### WRITTEN INSTRUCTION
From the listing below, pull out all lines with "this" in them.
### PROVIDED DATA
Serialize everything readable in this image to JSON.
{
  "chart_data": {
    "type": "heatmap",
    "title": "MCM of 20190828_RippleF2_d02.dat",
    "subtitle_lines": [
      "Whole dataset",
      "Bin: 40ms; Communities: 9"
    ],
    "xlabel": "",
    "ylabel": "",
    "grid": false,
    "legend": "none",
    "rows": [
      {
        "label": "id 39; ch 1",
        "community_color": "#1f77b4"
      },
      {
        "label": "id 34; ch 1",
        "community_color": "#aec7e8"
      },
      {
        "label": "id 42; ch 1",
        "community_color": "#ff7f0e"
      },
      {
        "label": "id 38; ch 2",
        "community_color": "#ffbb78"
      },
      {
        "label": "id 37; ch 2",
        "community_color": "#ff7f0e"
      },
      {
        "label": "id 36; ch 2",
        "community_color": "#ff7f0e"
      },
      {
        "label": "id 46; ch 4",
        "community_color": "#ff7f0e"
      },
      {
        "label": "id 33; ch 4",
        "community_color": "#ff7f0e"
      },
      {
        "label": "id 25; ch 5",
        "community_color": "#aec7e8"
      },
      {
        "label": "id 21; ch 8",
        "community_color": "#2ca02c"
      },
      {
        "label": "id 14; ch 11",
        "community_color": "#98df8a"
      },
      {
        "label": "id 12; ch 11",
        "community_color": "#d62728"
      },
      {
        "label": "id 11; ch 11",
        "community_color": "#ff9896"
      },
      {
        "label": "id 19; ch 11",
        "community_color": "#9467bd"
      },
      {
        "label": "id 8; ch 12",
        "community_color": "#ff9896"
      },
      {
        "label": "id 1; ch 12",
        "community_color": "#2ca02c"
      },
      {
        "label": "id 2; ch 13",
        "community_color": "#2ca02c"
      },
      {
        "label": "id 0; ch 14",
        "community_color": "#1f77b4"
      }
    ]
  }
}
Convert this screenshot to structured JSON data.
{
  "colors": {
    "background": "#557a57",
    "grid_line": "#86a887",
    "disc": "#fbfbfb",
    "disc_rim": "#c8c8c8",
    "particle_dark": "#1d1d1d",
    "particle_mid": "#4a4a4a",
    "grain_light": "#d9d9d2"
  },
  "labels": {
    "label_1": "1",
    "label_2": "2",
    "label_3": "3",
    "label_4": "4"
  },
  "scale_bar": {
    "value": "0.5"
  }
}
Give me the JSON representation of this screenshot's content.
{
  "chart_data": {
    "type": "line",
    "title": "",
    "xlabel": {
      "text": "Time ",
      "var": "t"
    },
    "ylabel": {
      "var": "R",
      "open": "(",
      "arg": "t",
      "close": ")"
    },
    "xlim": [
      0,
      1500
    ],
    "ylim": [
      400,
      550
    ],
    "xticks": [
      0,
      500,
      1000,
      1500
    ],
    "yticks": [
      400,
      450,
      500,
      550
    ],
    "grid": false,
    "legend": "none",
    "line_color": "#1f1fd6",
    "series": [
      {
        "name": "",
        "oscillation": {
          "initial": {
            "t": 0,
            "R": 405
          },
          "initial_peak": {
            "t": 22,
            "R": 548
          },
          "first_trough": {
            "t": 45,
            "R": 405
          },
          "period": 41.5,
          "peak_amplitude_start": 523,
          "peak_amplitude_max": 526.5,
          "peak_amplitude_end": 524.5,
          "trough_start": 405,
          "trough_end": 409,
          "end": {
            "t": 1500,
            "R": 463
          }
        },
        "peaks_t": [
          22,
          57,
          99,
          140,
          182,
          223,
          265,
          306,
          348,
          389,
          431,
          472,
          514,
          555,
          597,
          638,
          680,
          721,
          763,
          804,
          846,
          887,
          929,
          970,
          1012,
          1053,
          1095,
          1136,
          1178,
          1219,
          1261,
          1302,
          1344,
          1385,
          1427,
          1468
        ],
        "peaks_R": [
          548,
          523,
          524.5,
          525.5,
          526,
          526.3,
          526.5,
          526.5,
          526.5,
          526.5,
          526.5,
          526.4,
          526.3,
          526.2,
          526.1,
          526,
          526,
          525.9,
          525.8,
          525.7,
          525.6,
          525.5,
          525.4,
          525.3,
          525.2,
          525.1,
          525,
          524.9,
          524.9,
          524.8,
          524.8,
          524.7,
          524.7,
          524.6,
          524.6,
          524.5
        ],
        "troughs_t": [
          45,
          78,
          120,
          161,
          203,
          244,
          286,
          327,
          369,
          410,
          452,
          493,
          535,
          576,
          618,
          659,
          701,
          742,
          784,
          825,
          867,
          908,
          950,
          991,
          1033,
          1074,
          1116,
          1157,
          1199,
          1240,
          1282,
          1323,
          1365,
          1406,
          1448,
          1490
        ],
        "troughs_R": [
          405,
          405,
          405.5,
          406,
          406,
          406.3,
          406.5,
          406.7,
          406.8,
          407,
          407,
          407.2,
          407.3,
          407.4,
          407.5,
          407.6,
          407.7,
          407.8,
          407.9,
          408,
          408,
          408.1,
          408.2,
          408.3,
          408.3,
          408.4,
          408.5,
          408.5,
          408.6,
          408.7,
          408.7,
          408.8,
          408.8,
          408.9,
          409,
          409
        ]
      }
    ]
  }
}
######
### PROVIDED DATA
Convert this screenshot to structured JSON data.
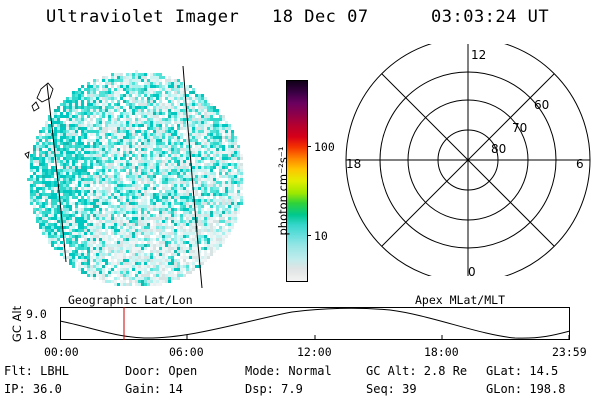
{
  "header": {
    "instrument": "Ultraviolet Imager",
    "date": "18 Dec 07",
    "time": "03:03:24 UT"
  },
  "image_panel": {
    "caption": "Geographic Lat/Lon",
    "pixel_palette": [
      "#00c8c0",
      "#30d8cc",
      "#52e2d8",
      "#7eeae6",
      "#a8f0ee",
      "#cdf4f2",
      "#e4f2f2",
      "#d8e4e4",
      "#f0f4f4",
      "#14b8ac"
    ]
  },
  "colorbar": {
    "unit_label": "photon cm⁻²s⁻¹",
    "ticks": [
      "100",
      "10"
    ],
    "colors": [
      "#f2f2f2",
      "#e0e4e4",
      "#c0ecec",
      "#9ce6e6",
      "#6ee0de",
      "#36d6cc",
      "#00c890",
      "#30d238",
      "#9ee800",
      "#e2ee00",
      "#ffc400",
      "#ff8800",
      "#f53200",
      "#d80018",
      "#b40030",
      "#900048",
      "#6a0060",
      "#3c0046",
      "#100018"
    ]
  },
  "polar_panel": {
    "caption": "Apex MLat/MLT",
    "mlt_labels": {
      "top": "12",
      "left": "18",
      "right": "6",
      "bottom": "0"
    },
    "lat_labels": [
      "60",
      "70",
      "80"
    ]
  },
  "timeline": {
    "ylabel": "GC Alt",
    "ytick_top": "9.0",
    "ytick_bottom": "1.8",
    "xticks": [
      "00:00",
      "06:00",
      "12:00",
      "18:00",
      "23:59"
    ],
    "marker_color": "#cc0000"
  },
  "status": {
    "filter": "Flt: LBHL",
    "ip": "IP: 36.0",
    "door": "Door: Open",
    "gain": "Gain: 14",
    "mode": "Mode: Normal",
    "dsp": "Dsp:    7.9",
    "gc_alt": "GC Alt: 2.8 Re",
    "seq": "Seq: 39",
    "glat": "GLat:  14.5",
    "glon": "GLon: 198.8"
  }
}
######
### ANSWER TO THE TASK
Serialize everything readable in this image to JSON.
Convert this screenshot to structured JSON data.
Give me the JSON representation of this screenshot's content.
Convert this screenshot to structured JSON data.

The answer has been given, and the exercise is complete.